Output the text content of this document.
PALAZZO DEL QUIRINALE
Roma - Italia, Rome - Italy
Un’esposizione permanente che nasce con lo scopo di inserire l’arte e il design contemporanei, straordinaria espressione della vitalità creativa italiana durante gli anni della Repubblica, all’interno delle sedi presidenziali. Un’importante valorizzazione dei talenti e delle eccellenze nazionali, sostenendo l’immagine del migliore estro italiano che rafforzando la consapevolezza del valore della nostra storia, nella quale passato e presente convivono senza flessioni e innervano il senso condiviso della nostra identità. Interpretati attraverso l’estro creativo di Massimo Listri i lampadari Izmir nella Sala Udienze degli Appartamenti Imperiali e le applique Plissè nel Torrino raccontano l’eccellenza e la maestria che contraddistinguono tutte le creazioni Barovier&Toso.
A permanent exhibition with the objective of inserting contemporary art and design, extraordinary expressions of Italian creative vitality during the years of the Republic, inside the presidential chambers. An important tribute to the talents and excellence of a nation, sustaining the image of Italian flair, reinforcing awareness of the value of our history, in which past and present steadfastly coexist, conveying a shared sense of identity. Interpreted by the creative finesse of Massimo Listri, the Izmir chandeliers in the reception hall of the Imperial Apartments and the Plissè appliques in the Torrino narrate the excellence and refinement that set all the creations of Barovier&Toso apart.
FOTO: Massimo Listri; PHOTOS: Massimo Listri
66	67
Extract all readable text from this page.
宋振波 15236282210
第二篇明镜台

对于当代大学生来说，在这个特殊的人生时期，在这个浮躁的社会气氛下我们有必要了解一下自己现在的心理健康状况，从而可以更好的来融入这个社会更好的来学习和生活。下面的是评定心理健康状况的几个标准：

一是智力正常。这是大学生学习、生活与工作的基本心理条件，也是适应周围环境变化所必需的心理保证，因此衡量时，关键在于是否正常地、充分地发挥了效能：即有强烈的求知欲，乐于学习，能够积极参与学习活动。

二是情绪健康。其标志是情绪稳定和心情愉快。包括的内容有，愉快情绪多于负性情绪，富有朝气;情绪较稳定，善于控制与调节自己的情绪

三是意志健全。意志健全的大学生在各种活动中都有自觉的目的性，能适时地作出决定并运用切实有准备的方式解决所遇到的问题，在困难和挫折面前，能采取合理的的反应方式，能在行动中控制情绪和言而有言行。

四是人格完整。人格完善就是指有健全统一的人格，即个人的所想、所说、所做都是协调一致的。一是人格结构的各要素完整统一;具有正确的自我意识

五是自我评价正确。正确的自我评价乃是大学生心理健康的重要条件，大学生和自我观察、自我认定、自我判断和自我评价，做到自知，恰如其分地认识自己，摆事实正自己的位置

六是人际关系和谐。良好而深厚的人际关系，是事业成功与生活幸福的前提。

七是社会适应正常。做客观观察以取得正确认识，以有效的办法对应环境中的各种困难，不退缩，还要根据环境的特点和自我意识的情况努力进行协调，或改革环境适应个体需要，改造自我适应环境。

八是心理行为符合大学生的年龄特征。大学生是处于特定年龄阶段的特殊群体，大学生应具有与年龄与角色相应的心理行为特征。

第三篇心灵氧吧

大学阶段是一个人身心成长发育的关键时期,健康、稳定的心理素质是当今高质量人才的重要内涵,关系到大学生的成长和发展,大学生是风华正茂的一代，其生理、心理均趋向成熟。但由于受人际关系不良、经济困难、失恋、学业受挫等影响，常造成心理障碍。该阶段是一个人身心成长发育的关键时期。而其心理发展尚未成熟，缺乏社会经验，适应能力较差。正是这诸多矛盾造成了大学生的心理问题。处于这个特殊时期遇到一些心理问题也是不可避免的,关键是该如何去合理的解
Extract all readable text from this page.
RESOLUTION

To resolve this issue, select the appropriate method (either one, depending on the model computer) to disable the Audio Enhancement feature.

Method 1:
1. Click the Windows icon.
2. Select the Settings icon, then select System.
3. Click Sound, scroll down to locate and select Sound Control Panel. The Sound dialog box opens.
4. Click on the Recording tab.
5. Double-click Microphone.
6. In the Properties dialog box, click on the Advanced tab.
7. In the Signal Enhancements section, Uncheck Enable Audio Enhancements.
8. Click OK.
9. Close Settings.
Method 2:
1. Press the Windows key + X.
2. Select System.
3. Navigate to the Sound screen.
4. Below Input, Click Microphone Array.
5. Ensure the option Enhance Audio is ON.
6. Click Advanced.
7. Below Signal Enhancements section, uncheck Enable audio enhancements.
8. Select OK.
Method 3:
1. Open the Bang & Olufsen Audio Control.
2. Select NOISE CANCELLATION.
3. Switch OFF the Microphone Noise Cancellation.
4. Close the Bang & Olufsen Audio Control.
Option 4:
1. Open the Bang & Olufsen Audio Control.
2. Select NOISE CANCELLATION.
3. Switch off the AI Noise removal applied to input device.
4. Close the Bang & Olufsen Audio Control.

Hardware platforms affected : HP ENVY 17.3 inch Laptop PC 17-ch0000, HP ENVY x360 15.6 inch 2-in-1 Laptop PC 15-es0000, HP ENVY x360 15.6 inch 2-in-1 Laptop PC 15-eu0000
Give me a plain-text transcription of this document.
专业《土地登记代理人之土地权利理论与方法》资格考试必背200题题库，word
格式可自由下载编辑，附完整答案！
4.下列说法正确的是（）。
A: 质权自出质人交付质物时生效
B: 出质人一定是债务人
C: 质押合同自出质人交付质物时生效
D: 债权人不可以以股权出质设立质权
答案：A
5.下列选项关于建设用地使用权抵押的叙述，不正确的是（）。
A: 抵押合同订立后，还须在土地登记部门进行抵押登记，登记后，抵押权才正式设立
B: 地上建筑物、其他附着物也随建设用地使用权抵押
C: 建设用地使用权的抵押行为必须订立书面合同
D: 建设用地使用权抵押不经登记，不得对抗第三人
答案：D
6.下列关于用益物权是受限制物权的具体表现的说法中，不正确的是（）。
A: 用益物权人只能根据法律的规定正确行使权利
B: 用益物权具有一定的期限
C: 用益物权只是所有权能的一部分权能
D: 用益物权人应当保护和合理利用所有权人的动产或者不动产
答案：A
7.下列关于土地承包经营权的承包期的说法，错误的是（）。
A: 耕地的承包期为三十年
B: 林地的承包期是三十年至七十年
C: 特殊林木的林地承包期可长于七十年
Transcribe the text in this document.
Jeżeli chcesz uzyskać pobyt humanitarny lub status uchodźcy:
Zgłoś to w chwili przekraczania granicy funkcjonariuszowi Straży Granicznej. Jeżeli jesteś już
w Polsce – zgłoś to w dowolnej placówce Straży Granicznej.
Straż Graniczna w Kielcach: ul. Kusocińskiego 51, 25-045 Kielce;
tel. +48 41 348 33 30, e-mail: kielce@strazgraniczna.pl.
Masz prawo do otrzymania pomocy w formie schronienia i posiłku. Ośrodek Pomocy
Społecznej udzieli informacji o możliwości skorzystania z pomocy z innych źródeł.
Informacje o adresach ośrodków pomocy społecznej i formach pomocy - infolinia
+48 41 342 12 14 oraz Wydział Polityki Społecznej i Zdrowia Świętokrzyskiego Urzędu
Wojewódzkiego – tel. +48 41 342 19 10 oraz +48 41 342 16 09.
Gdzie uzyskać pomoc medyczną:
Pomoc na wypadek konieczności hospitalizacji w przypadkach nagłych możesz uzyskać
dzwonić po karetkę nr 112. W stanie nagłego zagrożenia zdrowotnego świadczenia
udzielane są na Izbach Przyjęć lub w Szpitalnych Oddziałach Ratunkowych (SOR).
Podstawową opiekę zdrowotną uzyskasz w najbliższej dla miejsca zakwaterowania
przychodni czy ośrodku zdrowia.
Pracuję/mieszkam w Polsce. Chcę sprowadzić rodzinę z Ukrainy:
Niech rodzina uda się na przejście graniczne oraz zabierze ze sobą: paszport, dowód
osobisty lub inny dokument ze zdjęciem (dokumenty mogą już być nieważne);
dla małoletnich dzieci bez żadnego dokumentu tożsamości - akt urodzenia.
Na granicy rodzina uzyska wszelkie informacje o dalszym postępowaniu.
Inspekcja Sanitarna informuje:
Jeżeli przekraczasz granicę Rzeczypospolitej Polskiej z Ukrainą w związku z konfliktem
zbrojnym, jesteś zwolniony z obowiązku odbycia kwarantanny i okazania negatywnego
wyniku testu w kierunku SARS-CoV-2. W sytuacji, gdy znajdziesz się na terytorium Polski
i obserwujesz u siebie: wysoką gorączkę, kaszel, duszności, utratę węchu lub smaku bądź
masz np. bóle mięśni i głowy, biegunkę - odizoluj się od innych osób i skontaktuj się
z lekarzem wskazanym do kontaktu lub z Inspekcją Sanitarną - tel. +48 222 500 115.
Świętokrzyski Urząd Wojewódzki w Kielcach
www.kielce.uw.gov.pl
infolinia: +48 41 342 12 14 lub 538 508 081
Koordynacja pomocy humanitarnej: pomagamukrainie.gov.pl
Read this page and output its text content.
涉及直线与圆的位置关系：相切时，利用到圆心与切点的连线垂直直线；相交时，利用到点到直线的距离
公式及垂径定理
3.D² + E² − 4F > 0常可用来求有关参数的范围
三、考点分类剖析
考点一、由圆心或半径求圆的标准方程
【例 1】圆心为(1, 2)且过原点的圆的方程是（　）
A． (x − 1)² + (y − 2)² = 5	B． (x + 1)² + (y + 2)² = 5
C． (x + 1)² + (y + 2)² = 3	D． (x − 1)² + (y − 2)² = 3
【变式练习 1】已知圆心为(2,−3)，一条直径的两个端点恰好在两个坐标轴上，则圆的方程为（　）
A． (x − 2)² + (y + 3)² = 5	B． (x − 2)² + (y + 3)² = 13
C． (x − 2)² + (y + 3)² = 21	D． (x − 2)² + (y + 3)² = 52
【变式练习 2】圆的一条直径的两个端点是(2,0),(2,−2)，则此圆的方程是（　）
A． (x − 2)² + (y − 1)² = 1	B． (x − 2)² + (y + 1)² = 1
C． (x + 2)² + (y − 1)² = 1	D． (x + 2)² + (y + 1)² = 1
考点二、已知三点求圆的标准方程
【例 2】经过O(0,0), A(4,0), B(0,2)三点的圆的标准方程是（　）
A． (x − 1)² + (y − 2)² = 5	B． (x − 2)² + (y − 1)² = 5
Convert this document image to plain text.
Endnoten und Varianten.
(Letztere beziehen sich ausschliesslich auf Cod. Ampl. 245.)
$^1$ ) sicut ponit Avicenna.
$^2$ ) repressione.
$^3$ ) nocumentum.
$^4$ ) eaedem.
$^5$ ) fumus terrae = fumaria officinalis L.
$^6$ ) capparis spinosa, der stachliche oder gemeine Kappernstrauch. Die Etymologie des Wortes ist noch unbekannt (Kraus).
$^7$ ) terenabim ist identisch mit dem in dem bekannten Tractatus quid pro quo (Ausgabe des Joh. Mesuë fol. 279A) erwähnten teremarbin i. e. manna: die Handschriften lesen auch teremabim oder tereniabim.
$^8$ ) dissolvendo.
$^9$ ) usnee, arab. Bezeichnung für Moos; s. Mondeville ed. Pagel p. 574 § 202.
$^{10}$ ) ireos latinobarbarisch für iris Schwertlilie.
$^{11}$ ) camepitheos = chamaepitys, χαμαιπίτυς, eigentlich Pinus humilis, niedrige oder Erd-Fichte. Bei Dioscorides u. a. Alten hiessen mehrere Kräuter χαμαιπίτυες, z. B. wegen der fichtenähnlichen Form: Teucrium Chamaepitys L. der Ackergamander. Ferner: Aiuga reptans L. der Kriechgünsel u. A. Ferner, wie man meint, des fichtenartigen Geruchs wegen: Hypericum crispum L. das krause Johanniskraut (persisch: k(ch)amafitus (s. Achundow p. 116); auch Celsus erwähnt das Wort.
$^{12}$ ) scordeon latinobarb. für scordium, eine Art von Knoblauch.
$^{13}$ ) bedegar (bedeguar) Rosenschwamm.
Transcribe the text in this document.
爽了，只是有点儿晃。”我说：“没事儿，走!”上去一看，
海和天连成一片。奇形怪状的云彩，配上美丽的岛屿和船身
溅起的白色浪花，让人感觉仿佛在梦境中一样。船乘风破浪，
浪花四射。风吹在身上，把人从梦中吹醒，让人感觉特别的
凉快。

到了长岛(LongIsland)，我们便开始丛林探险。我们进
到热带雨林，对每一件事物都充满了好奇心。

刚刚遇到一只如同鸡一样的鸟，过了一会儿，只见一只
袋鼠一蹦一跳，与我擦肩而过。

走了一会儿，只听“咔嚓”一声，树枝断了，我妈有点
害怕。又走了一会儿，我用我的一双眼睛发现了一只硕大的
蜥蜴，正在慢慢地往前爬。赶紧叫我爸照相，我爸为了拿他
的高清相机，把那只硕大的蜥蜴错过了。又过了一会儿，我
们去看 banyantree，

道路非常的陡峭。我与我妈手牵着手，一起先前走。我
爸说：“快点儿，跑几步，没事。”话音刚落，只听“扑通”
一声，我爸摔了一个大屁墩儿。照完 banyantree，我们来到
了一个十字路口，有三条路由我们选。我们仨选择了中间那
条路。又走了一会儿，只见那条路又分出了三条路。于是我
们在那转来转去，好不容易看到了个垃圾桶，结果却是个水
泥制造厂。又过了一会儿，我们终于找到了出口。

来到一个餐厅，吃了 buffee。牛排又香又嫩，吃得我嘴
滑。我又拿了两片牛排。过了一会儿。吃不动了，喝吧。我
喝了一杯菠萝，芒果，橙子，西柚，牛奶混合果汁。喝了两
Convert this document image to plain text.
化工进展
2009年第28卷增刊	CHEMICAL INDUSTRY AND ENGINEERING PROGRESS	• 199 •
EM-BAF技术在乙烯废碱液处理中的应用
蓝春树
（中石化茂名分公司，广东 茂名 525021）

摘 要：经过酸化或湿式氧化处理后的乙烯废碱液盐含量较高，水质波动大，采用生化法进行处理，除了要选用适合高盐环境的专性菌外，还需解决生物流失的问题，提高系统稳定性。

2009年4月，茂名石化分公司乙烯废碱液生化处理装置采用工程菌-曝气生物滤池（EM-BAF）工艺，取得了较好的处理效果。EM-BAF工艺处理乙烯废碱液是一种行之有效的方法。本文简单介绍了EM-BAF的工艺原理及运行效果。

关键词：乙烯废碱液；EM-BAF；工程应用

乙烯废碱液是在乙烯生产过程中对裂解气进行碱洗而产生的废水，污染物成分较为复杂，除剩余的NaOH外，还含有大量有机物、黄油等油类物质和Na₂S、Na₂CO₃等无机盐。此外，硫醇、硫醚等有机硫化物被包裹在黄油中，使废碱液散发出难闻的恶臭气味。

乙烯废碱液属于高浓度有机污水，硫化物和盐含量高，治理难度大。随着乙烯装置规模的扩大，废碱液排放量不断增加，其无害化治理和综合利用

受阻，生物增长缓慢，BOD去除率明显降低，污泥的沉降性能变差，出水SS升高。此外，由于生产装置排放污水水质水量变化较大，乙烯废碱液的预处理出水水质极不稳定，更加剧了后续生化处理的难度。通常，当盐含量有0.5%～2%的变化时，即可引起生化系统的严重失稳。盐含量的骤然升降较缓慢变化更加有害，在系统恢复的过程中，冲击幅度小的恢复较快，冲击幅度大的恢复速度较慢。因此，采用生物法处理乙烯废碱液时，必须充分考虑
━━━
= PROBLEM DETAILS =
Identify the lines above that contain the word "Windows", then copy them.

= FINAL RESULT =
1. Click the Windows icon.
1. Press the Windows key + X.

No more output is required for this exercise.